--- Begin ---
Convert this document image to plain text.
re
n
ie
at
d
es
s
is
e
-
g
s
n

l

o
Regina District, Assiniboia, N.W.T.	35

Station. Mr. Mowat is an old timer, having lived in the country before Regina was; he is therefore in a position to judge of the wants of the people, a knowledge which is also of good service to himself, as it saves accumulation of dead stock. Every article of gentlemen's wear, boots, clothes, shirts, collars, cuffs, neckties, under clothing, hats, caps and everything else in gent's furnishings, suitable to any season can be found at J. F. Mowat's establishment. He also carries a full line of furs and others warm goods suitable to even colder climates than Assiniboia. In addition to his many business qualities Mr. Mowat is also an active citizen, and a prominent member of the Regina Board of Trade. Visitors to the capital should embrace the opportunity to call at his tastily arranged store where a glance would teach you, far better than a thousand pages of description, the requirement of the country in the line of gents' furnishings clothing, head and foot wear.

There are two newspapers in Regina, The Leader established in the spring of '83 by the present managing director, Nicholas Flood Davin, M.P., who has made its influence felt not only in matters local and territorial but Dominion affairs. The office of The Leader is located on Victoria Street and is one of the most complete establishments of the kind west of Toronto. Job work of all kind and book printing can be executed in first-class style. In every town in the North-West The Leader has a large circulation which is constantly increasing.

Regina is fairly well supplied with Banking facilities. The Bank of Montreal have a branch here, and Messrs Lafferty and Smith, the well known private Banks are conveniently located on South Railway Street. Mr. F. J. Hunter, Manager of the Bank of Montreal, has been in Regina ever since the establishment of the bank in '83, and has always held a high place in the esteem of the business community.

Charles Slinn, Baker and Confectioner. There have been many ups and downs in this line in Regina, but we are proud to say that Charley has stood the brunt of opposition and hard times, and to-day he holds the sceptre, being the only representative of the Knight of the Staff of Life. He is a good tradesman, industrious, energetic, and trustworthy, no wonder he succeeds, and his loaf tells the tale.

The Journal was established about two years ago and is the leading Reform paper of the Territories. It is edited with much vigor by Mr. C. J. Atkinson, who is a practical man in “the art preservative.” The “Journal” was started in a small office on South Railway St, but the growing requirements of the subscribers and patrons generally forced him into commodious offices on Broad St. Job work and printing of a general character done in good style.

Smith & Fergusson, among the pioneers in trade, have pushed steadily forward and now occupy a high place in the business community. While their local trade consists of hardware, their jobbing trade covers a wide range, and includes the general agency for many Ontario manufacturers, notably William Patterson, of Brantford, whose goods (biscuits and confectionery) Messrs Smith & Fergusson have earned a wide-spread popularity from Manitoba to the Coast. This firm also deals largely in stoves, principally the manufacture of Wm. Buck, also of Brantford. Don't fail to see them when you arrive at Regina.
--- End ---
● **Your instructions**
Filter lines by "general" and return each hit.

● **Response to the task**
The Journal was established about two years ago and is the leading Reform paper of the Territories. It is edited with much vigor by Mr. C. J. Atkinson, who is a practical man in “the art preservative.” The “Journal” was started in a small office on South Railway St, but the growing requirements of the subscribers and patrons generally forced him into commodious offices on Broad St. Job work and printing of a general character done in good style.
Smith & Fergusson, among the pioneers in trade, have pushed steadily forward and now occupy a high place in the business community. While their local trade consists of hardware, their jobbing trade covers a wide range, and includes the general agency for many Ontario manufacturers, notably William Patterson, of Brantford, whose goods (biscuits and confectionery) Messrs Smith & Fergusson have earned a wide-spread popularity from Manitoba to the Coast. This firm also deals largely in stoves, principally the manufacture of Wm. Buck, also of Brantford. Don't fail to see them when you arrive at Regina.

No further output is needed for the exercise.